▸ **THE PROBLEM**:
Sort through the entries below and pull out lines containing the word "Demographics".

▸ **RECORDS TO USE**:
_ _ _

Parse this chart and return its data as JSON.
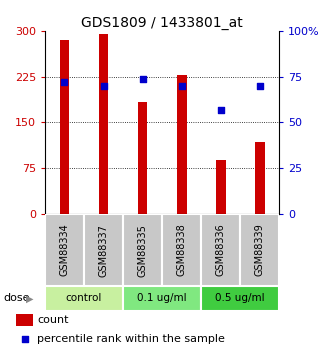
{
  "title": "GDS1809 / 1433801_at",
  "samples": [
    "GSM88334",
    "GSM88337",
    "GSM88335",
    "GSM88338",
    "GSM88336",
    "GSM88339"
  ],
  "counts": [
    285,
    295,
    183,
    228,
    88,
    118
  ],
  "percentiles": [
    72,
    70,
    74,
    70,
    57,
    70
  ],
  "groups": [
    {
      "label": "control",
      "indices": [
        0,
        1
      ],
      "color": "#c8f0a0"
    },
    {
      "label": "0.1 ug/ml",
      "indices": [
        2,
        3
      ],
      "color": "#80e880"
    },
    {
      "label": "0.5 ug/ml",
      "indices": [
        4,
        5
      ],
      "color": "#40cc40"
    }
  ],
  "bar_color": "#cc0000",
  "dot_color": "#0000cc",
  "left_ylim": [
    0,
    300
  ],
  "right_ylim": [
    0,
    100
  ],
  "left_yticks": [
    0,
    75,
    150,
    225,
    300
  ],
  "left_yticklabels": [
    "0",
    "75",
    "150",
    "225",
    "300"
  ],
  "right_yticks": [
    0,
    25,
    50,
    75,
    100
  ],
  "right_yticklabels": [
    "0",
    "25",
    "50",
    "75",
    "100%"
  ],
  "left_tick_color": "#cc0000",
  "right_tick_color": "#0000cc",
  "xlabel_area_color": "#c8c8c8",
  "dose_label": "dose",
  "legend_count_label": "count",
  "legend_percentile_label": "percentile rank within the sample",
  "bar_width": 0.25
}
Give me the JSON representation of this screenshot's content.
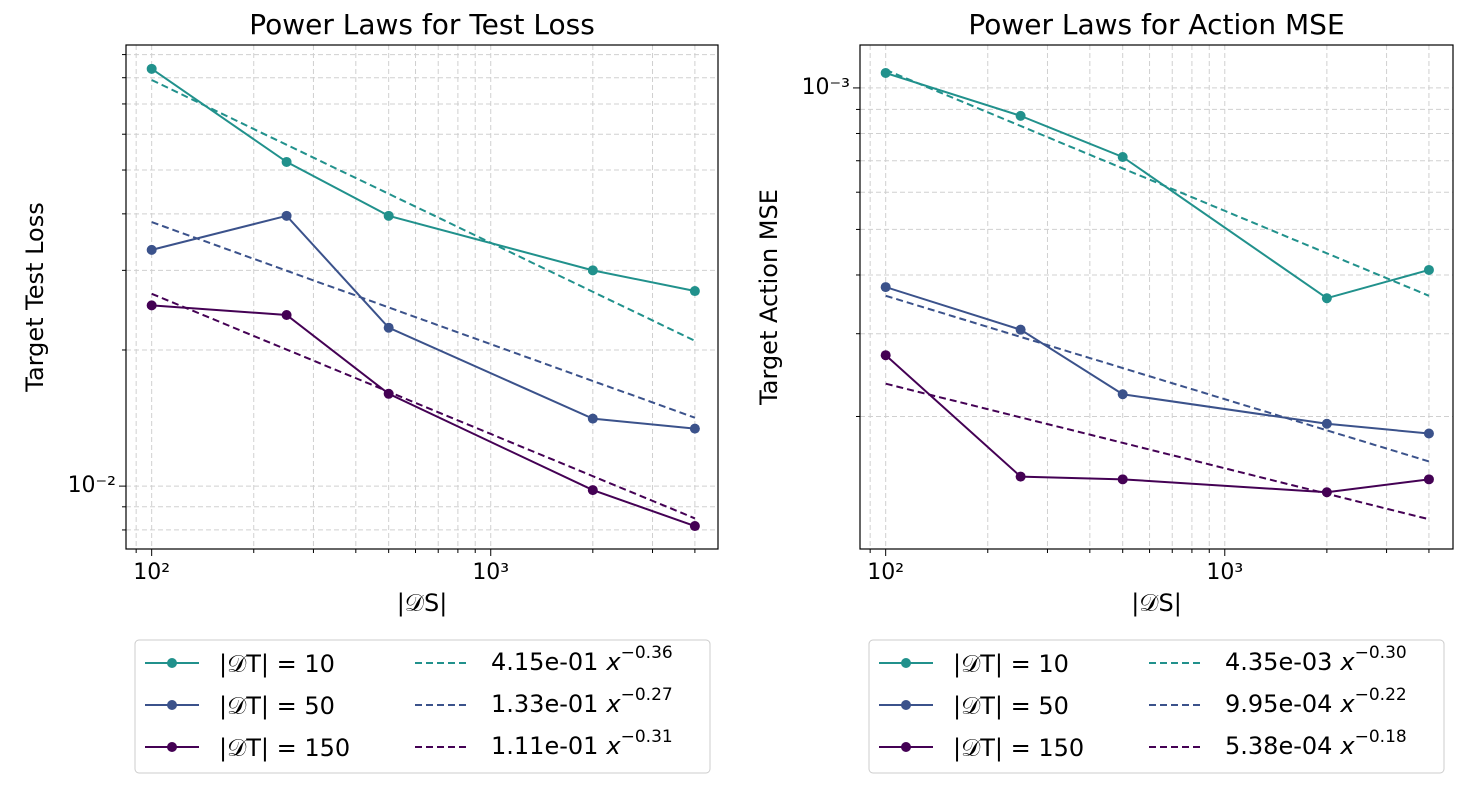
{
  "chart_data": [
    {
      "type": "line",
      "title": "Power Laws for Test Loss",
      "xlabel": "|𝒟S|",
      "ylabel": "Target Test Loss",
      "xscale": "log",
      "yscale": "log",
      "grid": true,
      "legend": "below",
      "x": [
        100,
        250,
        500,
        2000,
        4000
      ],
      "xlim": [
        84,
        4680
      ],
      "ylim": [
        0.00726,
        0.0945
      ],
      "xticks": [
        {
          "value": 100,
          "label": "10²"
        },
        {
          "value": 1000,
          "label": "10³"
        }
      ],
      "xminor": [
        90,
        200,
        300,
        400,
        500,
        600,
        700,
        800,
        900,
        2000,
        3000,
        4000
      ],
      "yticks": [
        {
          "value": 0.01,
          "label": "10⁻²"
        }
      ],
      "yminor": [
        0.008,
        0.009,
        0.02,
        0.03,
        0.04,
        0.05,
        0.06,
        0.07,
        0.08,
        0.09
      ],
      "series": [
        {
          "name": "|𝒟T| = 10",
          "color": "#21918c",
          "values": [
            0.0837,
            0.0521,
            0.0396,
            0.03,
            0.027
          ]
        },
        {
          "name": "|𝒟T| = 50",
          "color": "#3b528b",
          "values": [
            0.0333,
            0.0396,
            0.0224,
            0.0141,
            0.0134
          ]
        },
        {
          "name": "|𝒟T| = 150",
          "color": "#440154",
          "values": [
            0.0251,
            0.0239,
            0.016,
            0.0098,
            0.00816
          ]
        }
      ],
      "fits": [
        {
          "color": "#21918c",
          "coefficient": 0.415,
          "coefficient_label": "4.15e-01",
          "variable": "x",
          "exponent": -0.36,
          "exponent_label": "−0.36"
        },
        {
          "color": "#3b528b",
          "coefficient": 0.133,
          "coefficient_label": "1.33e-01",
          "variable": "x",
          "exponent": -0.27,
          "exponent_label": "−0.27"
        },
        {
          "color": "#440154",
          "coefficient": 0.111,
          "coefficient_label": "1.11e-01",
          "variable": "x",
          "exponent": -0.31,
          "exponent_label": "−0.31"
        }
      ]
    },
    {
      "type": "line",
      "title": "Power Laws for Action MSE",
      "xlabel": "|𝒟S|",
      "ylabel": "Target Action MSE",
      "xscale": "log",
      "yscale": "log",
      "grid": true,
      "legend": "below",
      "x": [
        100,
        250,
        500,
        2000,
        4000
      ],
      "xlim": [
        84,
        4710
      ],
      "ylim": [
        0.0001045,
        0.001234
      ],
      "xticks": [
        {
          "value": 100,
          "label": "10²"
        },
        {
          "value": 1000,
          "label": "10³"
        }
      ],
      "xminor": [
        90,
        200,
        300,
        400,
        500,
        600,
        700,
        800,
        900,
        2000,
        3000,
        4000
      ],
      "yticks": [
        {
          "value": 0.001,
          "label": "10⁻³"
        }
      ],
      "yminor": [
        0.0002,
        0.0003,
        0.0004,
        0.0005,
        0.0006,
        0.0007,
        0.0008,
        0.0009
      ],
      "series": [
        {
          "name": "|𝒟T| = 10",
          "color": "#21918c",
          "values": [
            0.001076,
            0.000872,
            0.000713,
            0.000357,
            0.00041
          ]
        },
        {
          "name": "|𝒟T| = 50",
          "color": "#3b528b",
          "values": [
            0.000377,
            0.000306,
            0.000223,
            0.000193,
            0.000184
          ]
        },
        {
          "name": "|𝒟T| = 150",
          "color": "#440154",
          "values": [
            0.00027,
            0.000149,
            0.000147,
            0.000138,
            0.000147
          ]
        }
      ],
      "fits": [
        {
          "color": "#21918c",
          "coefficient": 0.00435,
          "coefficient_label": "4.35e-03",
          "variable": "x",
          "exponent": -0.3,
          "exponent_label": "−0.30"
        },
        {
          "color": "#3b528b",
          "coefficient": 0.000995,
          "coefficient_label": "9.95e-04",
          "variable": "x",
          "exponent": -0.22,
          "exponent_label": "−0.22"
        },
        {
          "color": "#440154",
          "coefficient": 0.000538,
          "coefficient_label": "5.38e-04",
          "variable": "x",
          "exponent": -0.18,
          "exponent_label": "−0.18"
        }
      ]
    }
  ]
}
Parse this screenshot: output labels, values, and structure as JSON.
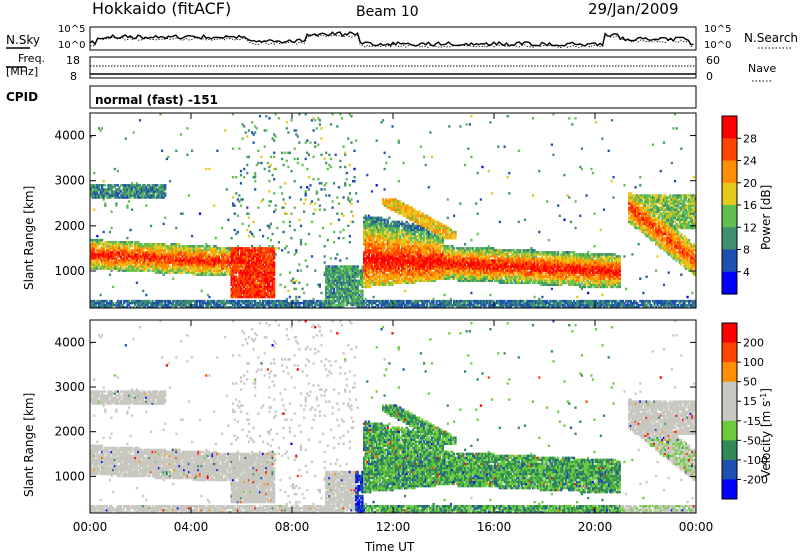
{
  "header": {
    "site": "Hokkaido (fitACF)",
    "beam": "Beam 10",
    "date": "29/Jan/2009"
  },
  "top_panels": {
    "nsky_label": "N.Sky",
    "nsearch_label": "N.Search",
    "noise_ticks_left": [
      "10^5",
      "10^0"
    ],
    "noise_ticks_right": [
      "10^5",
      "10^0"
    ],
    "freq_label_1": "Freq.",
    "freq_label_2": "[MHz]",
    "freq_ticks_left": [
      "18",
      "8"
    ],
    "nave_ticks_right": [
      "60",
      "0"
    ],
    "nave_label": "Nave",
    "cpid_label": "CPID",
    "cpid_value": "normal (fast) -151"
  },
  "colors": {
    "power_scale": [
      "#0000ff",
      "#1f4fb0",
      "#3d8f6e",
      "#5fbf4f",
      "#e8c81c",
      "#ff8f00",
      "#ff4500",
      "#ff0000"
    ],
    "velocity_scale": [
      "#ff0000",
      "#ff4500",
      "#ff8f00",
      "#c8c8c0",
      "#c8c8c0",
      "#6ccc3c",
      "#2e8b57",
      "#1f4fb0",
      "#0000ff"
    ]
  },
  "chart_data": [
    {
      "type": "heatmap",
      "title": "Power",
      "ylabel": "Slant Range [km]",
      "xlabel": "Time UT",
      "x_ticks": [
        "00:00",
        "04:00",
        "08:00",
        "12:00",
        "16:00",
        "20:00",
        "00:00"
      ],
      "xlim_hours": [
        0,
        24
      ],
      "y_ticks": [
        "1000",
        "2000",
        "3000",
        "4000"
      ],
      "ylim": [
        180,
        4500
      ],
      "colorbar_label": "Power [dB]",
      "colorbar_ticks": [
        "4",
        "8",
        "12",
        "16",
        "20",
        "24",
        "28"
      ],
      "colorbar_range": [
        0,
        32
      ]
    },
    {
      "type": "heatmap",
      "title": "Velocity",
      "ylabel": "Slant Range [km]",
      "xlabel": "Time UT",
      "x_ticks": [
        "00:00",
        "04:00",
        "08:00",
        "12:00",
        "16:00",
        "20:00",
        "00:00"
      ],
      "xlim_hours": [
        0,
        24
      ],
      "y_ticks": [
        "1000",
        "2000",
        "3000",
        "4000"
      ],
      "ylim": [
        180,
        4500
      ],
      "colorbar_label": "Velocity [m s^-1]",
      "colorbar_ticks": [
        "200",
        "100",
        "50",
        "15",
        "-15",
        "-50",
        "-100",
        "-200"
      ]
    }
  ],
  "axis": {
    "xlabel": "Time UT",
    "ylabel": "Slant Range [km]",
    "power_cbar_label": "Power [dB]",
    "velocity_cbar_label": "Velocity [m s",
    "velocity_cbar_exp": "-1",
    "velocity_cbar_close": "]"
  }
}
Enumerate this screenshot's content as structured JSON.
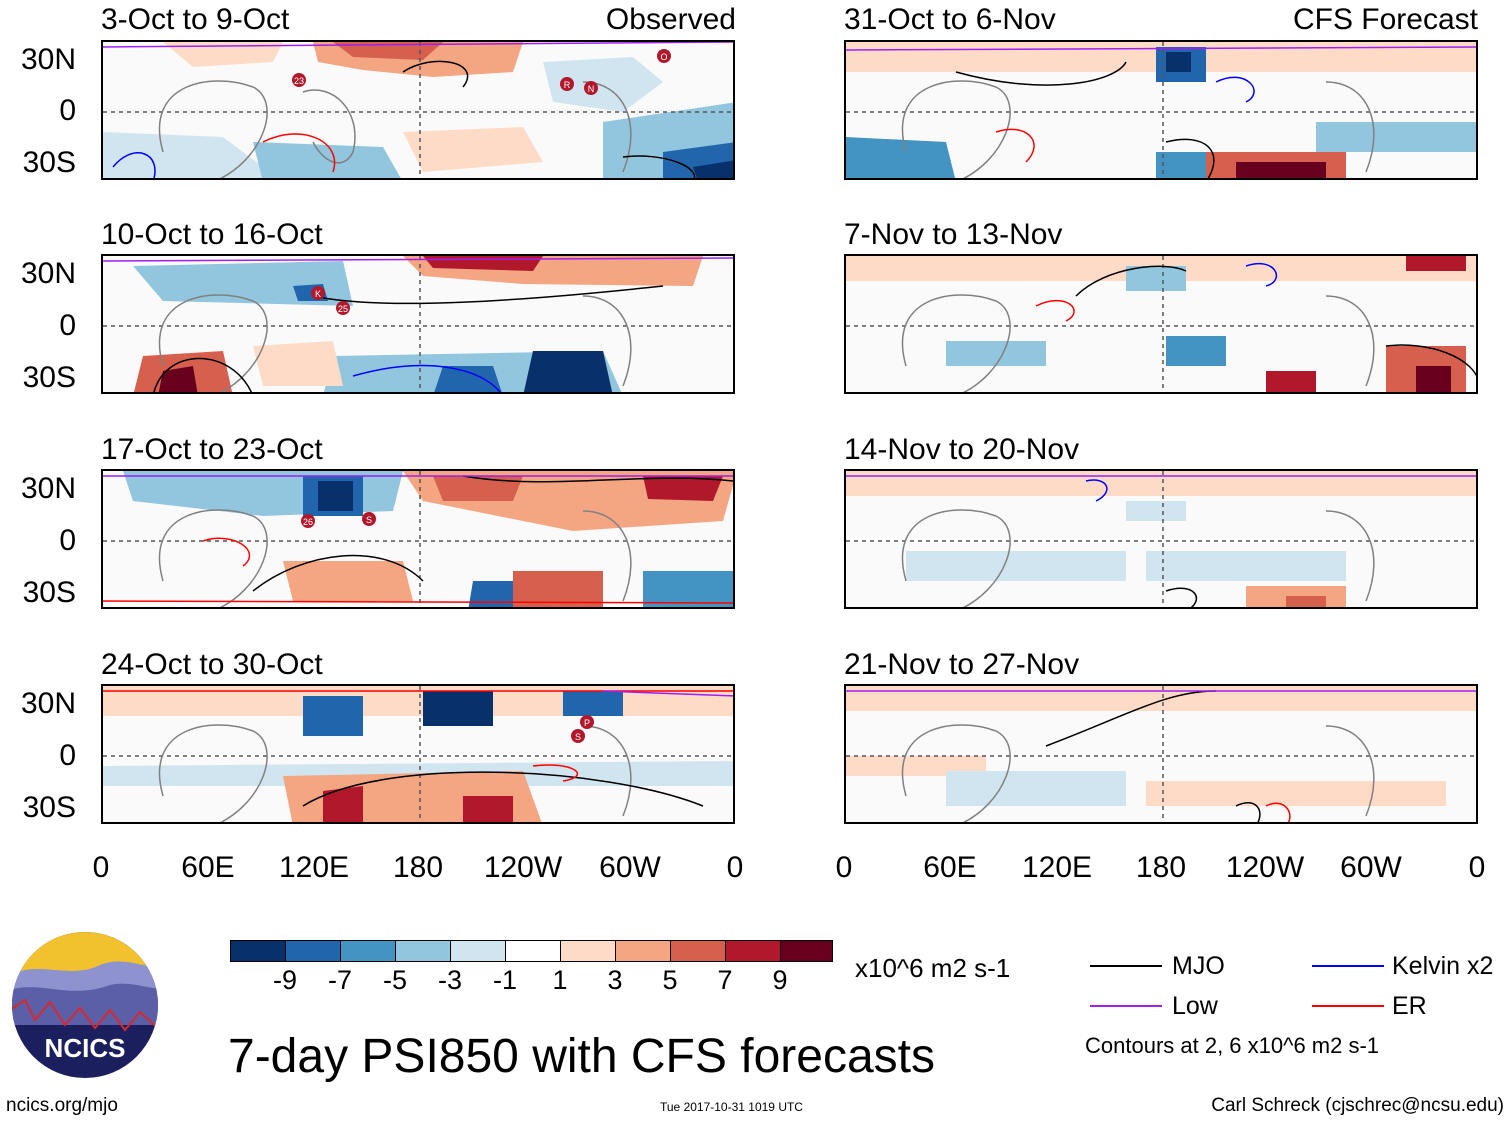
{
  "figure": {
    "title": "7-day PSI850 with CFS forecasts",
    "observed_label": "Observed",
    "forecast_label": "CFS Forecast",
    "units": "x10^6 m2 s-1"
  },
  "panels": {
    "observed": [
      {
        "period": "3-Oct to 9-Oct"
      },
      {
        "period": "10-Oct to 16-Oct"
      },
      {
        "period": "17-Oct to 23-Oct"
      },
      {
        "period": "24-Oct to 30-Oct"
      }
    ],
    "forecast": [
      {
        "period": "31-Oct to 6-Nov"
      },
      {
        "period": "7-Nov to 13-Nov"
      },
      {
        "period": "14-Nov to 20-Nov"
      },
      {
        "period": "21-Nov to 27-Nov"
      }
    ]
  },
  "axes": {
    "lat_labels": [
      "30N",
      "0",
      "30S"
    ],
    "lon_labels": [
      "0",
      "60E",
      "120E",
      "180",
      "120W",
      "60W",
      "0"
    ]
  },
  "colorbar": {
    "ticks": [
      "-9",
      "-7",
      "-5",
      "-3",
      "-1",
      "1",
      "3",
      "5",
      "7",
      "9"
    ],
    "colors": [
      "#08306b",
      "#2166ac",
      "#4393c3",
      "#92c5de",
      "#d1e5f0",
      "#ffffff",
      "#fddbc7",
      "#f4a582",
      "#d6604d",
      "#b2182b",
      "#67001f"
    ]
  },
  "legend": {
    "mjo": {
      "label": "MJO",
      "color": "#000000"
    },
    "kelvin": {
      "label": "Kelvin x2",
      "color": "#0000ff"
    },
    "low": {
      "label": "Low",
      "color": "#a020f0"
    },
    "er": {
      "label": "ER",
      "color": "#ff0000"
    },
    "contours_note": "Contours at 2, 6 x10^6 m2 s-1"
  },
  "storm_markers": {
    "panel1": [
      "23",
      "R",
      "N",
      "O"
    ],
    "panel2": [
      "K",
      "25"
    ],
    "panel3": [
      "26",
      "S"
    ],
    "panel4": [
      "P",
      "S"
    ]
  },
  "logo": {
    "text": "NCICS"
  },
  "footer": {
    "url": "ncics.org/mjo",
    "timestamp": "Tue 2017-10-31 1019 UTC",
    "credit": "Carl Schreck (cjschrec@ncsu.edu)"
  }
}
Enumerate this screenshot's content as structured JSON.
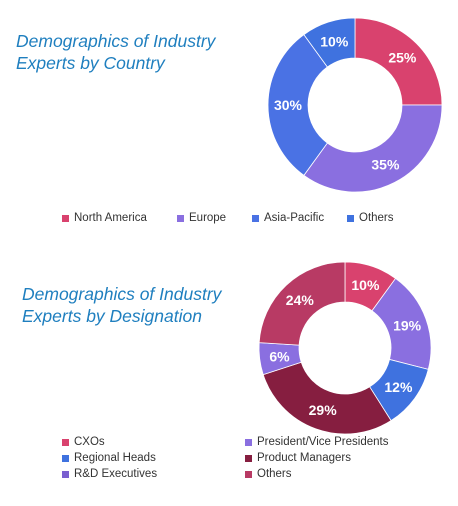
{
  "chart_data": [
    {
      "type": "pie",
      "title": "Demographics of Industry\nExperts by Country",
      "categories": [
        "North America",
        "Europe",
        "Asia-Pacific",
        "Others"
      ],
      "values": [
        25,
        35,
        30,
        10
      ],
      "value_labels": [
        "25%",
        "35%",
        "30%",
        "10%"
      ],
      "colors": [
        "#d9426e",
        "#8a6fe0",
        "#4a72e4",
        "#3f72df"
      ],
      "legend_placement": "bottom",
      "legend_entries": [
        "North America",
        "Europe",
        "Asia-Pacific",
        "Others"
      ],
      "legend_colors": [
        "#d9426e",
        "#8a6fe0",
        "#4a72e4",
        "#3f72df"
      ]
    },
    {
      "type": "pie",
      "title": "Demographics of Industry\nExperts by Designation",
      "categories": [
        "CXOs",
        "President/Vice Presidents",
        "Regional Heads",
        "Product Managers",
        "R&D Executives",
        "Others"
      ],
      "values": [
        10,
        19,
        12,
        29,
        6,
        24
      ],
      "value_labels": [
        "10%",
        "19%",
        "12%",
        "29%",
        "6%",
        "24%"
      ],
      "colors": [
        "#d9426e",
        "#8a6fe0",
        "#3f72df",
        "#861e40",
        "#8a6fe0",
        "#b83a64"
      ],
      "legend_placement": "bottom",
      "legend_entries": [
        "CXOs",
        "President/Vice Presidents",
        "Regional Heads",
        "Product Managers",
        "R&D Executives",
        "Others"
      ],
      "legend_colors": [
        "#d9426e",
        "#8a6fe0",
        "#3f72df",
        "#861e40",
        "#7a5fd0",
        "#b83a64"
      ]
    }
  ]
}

_ _ _

▸ **PROBLEM SOLUTION**:
      "title": "Demographics of Industry\nExperts by Country",
      "title": "Demographics of Industry\nExperts by Designation",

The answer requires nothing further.